**TASK TO COMPLETE:** Check every line for the word "JSON" and state how many lines have it. Reply with the number alone.
──────── LISTED RECORDS ────────
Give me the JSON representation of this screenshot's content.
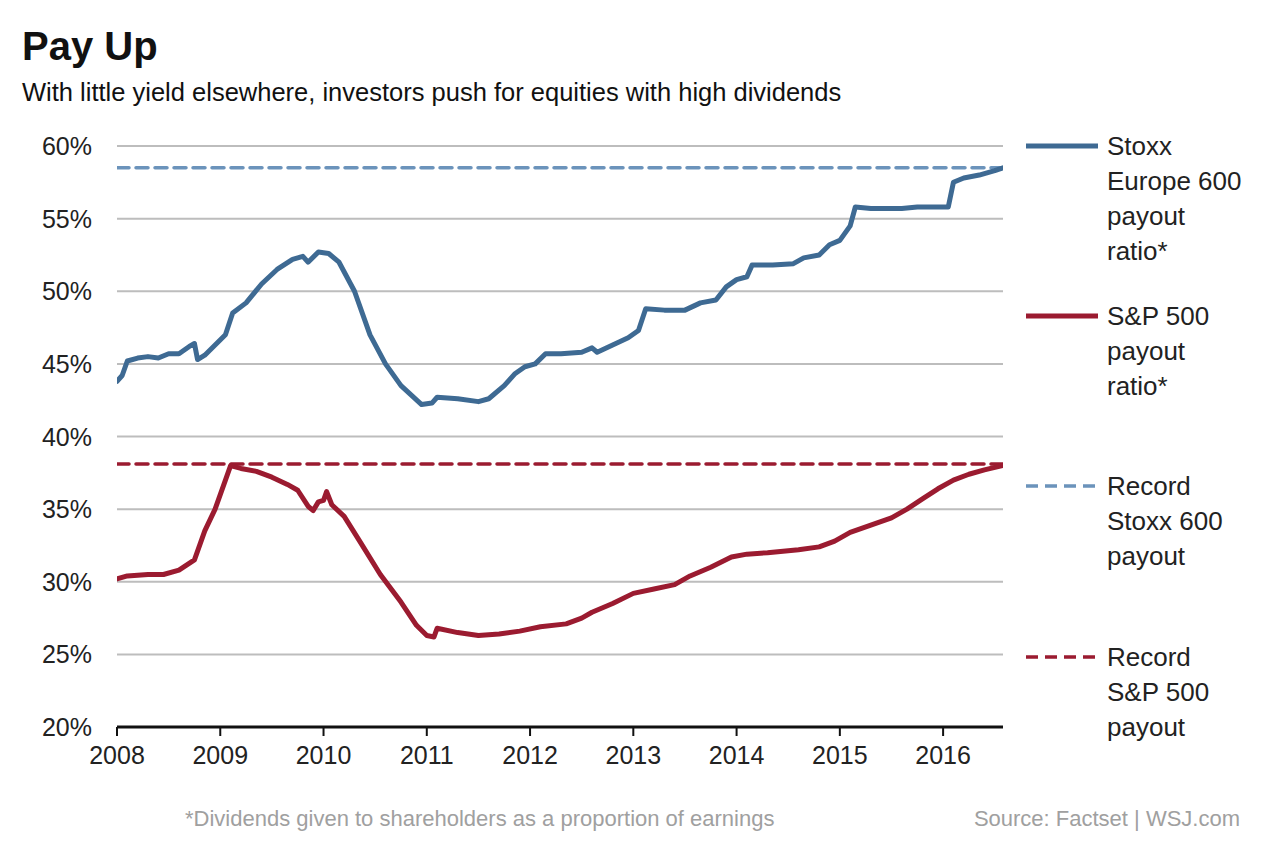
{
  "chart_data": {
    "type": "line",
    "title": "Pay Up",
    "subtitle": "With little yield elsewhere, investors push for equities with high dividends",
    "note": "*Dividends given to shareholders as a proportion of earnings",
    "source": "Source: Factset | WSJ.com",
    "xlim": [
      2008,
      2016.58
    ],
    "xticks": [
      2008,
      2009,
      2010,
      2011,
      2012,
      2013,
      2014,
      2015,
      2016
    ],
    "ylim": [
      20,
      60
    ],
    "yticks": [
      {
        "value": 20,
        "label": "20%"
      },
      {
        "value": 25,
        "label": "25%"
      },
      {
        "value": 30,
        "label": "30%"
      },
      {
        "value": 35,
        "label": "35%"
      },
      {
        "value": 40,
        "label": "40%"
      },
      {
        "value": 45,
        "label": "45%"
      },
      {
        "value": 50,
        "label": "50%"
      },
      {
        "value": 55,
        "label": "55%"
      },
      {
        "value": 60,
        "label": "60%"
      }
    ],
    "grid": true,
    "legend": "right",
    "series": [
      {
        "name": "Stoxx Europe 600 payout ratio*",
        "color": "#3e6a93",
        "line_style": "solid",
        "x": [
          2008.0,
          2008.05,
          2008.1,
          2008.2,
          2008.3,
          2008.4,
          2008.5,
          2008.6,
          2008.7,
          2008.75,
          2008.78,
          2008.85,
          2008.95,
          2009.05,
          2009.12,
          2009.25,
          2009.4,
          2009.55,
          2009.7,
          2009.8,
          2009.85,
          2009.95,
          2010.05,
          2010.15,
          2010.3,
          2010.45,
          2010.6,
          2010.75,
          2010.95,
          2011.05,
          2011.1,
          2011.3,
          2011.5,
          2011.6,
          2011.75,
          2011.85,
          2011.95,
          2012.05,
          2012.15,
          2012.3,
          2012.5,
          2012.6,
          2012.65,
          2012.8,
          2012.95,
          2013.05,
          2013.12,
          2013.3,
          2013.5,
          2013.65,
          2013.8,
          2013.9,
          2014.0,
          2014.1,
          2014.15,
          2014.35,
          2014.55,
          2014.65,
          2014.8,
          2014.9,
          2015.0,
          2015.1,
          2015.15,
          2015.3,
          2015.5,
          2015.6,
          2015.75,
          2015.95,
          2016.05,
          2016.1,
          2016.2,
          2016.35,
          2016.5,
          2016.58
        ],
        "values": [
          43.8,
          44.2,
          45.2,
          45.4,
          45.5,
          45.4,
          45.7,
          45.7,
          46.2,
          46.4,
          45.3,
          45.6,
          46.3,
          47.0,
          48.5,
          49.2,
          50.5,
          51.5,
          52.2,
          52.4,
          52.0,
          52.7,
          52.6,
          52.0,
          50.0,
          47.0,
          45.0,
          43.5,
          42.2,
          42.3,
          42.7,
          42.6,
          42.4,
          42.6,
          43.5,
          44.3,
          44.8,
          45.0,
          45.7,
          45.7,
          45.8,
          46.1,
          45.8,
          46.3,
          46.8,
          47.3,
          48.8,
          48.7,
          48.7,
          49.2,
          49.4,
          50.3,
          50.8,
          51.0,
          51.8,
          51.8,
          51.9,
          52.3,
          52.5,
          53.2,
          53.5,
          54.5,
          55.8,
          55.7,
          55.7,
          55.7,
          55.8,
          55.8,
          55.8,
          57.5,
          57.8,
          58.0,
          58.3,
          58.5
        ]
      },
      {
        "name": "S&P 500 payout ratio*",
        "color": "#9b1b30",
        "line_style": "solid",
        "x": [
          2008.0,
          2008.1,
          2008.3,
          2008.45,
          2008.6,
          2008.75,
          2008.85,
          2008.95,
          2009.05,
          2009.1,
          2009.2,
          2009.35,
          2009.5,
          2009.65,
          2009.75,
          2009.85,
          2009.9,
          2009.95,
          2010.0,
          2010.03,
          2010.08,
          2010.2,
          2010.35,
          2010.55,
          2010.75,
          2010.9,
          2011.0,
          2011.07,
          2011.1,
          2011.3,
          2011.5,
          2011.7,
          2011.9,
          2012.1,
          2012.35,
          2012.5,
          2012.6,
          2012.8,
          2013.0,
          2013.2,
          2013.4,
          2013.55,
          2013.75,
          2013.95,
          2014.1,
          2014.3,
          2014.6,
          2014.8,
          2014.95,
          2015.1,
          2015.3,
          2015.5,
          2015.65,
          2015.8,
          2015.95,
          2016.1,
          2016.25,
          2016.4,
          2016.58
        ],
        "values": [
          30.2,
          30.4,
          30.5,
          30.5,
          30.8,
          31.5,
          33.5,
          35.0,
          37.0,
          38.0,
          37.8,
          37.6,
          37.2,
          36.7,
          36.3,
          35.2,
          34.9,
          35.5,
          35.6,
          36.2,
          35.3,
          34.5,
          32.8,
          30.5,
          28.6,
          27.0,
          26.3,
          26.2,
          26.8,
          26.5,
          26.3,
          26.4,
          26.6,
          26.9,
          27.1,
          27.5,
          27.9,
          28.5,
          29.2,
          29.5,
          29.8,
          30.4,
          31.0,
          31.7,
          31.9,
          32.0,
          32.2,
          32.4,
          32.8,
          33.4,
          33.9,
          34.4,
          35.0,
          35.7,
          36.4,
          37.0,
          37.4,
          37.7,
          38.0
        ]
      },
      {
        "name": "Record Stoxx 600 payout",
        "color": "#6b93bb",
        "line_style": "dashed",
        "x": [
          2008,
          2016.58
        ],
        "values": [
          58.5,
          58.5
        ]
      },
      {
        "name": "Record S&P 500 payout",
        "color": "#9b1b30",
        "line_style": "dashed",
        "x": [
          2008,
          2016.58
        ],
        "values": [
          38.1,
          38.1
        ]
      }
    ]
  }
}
────────
──────── LISTED RECORDS ────────
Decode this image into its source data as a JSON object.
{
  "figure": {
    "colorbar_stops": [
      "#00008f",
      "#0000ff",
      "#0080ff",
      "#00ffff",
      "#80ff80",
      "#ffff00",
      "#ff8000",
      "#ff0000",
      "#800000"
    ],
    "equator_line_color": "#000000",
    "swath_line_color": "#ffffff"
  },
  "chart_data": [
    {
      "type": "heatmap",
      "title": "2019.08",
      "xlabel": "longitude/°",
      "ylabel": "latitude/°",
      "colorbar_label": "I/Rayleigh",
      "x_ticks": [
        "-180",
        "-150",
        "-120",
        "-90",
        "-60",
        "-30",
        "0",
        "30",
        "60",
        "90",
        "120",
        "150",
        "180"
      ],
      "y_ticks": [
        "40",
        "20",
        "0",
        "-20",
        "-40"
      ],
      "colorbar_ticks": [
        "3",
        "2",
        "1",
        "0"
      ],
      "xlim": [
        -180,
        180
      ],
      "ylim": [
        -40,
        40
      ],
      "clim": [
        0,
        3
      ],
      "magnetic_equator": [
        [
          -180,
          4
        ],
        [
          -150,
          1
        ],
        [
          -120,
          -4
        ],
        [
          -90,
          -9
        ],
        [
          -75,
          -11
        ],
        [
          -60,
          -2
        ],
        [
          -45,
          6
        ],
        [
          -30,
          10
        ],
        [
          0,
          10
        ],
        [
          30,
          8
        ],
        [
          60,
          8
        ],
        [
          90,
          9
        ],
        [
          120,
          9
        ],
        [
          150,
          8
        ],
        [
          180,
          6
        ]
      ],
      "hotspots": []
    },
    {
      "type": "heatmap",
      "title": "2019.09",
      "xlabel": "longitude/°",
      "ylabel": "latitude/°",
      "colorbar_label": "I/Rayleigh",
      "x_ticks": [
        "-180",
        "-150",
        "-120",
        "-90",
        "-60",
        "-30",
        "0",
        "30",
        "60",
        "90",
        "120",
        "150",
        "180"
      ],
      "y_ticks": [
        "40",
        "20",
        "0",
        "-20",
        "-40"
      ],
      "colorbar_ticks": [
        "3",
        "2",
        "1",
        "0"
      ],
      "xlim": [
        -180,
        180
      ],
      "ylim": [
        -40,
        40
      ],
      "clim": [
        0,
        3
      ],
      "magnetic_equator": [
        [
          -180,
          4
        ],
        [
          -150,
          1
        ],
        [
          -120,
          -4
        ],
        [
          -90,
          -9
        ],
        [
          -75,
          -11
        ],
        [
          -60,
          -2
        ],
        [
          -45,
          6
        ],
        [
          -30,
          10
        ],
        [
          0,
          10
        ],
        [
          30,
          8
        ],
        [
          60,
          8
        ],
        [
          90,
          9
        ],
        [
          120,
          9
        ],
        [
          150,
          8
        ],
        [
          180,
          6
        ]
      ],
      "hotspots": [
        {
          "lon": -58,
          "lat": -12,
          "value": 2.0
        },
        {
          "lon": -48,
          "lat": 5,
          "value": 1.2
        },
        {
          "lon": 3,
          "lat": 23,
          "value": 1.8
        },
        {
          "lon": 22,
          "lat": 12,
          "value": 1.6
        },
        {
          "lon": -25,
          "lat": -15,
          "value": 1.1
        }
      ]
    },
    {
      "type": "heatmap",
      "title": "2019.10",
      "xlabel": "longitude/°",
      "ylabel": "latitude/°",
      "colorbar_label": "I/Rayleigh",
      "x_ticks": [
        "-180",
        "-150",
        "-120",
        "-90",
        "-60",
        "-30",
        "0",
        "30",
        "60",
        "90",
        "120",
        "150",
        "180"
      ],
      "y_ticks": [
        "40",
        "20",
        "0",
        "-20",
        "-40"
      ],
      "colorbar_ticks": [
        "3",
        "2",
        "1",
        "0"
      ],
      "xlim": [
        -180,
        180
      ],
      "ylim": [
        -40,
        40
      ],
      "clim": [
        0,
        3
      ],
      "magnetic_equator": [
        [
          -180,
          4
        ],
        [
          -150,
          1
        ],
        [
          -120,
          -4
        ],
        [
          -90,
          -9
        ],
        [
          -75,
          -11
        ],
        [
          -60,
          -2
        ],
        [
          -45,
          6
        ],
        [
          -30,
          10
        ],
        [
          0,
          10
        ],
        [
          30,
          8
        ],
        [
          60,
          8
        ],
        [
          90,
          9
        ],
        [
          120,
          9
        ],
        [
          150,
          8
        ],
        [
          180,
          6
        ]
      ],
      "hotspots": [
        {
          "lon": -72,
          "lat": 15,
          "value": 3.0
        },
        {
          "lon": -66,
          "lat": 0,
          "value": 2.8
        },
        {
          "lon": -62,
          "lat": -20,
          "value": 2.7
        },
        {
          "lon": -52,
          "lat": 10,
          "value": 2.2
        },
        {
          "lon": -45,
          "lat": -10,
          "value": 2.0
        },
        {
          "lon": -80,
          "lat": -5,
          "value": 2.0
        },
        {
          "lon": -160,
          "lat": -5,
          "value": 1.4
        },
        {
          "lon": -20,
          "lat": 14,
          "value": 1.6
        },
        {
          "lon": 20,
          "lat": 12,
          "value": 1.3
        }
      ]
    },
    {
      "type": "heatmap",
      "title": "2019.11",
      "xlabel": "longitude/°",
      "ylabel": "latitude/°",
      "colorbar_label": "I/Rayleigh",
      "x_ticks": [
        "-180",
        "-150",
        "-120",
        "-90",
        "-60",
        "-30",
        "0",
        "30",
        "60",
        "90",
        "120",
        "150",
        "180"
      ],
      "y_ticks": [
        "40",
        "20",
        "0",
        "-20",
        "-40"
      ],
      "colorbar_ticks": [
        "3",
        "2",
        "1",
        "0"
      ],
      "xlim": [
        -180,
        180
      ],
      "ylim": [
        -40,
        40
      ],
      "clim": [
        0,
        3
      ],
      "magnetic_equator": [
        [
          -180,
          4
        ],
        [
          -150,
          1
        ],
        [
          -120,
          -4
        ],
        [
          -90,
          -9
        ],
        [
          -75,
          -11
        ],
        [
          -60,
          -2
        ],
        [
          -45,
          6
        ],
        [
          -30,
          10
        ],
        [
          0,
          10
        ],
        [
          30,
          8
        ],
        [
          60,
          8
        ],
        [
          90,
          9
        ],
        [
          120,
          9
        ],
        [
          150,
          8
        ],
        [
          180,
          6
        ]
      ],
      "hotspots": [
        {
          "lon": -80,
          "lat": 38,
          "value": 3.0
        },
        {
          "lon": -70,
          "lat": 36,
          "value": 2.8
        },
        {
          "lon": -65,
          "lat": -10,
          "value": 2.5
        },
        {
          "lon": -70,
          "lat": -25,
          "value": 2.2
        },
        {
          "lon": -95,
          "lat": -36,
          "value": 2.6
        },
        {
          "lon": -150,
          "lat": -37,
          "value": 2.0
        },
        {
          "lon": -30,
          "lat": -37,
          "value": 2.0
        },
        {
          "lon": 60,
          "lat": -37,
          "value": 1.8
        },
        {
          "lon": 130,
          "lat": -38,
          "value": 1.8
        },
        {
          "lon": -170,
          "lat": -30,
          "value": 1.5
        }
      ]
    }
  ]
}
────────
──────── LISTED RECORDS ────────
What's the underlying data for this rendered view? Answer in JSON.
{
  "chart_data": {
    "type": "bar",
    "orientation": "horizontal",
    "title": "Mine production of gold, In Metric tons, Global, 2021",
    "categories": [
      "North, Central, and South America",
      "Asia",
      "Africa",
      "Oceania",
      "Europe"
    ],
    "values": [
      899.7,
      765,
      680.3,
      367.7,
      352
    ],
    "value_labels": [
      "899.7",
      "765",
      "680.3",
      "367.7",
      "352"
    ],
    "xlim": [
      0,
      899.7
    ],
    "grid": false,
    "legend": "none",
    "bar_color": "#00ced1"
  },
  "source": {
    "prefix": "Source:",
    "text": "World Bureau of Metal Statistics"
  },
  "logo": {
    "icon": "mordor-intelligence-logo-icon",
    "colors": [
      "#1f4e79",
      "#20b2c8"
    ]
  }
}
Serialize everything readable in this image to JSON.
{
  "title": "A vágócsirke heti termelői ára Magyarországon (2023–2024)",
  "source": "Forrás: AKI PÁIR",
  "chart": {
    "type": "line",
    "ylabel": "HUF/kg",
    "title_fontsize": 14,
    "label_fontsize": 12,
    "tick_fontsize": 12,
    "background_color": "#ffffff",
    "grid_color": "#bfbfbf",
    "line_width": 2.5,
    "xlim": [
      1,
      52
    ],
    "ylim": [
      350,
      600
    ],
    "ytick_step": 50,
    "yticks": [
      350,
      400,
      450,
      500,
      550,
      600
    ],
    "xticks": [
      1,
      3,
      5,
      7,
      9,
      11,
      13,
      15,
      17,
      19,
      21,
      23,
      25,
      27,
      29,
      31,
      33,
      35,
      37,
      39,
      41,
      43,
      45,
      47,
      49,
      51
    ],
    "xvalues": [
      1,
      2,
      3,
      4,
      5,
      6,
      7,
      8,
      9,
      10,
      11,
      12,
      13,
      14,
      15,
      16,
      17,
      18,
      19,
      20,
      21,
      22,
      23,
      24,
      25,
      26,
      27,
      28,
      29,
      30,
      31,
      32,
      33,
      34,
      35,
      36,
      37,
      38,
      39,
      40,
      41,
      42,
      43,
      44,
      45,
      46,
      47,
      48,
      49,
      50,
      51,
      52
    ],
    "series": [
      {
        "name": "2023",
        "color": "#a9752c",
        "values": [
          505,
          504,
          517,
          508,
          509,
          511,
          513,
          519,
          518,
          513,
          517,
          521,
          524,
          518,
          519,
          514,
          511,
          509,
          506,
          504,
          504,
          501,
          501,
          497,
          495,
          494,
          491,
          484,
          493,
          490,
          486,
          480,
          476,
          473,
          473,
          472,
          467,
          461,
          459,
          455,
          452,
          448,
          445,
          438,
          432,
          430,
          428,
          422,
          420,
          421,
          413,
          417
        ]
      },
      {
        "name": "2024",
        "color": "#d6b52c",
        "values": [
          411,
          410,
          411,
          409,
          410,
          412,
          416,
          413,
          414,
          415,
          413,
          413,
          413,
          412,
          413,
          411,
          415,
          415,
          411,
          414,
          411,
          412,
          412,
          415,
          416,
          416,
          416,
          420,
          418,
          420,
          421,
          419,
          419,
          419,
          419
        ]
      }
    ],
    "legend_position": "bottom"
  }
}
────────
**THE RESULT:** 4